THE TASK → In the records below, find each line with the word "本草纲目" and copy it.

DATA EXTRACT →
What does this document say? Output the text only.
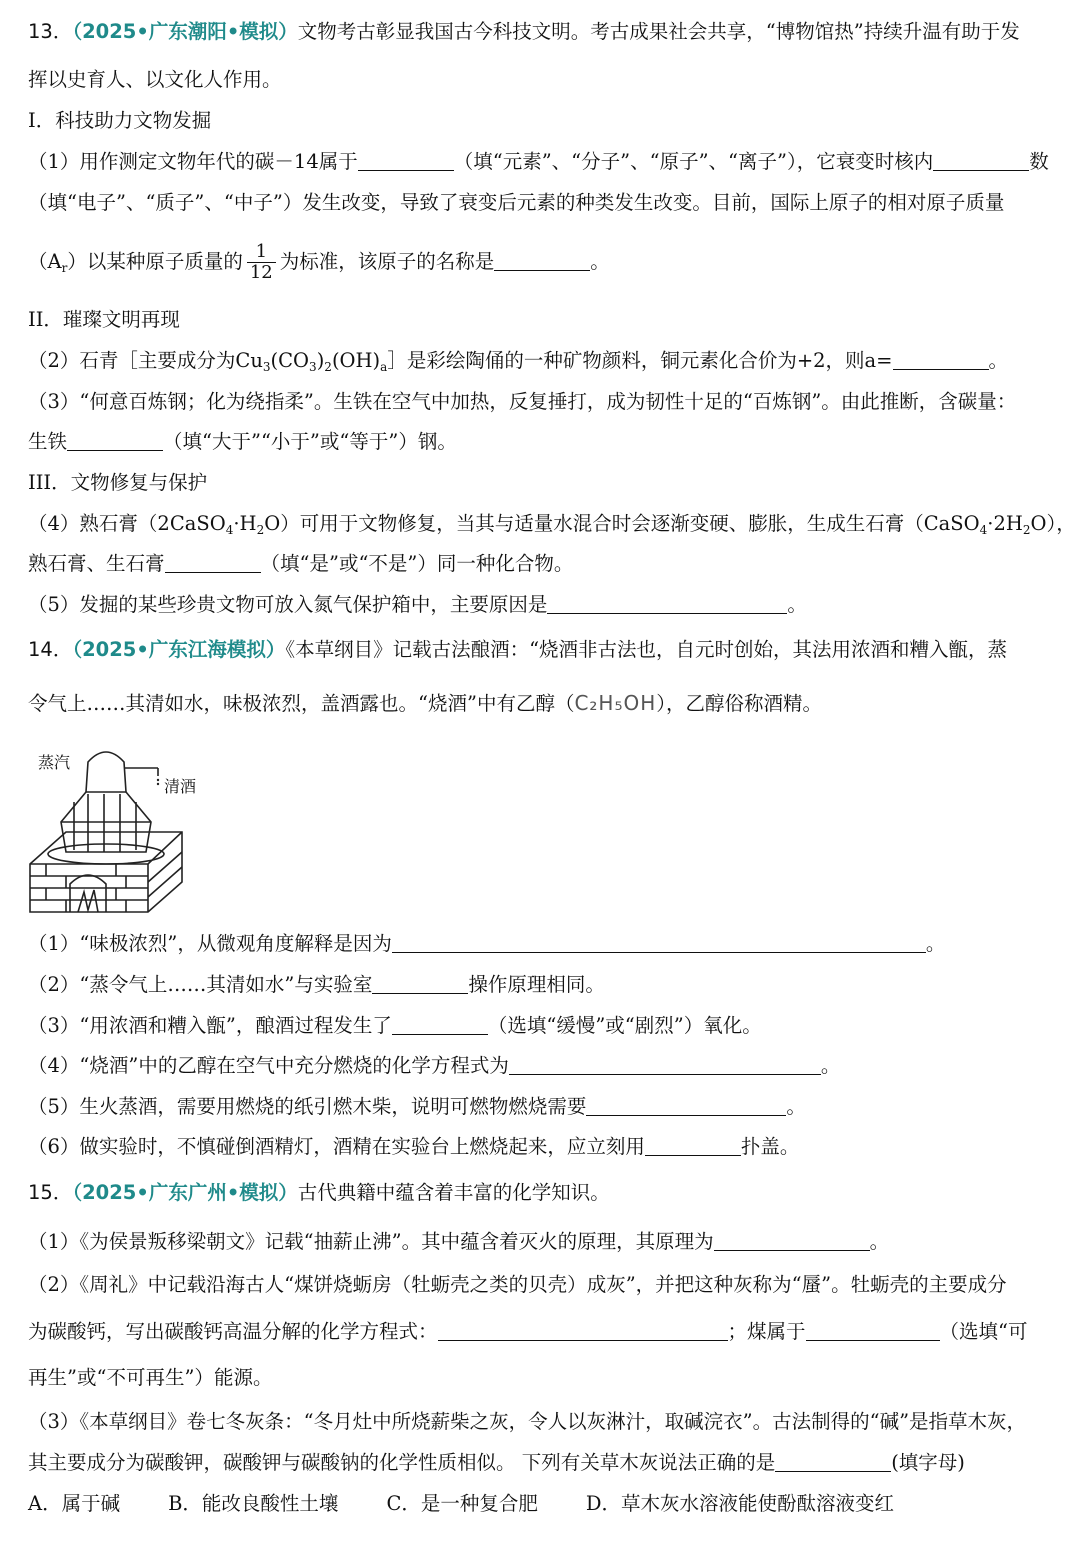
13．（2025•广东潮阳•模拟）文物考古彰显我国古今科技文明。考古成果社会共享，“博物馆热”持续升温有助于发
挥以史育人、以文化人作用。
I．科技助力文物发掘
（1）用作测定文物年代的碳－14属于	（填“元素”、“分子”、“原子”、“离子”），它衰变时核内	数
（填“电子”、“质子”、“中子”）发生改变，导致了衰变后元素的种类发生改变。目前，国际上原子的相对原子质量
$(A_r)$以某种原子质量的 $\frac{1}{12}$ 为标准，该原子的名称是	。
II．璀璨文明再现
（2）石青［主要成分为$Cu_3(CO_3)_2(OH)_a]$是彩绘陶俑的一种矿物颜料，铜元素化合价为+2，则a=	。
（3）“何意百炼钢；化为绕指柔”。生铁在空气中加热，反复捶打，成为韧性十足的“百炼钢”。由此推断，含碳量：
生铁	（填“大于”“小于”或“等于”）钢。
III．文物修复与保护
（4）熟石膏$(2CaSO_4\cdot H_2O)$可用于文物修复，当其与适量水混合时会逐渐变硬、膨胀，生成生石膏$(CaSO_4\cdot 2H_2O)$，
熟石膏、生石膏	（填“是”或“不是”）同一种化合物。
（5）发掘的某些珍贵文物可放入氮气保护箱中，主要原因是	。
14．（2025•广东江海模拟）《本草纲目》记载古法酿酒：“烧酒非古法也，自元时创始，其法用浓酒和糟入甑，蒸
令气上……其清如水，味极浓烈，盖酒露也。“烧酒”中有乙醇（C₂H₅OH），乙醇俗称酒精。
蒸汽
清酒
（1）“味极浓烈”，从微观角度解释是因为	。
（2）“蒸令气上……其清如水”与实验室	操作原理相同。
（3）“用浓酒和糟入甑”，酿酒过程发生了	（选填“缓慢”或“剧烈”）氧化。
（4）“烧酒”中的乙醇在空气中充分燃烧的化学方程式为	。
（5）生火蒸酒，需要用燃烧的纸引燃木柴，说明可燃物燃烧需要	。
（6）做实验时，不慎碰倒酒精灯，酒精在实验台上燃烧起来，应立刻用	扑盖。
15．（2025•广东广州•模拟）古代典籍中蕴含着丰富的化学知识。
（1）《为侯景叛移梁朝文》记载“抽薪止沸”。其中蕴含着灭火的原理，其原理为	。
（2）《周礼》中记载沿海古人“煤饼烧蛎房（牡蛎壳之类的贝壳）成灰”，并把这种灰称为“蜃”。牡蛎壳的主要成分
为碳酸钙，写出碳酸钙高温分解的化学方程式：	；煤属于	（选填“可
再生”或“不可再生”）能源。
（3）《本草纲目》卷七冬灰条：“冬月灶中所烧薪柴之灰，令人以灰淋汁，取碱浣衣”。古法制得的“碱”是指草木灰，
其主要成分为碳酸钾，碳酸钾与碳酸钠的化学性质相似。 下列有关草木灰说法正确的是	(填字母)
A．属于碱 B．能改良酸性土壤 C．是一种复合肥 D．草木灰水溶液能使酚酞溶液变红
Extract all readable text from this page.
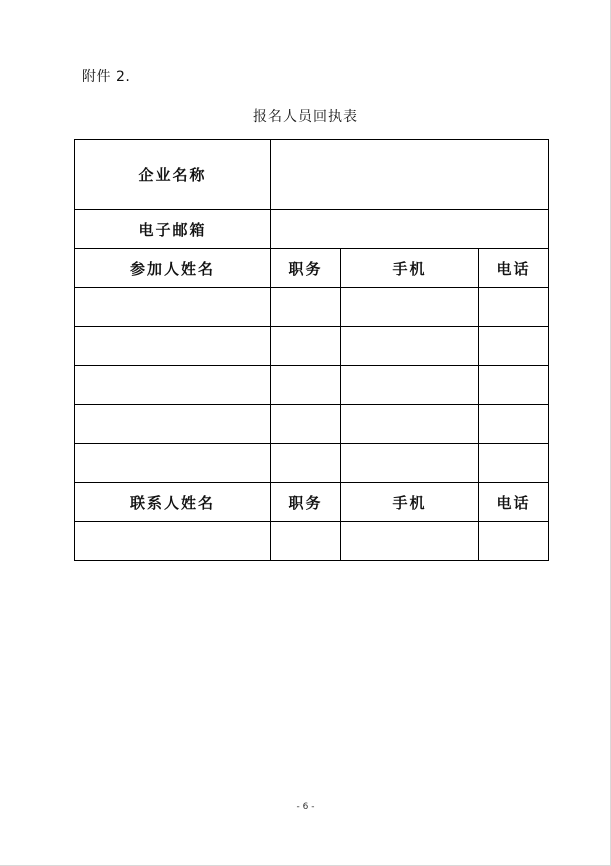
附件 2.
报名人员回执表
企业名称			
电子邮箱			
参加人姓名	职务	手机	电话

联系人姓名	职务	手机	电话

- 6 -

EXERCISE RESULT →
14．（2025•广东江海模拟）《本草纲目》记载古法酿酒：“烧酒非古法也，自元时创始，其法用浓酒和糟入甑，蒸
（3）《本草纲目》卷七冬灰条：“冬月灶中所烧薪柴之灰，令人以灰淋汁，取碱浣衣”。古法制得的“碱”是指草木灰，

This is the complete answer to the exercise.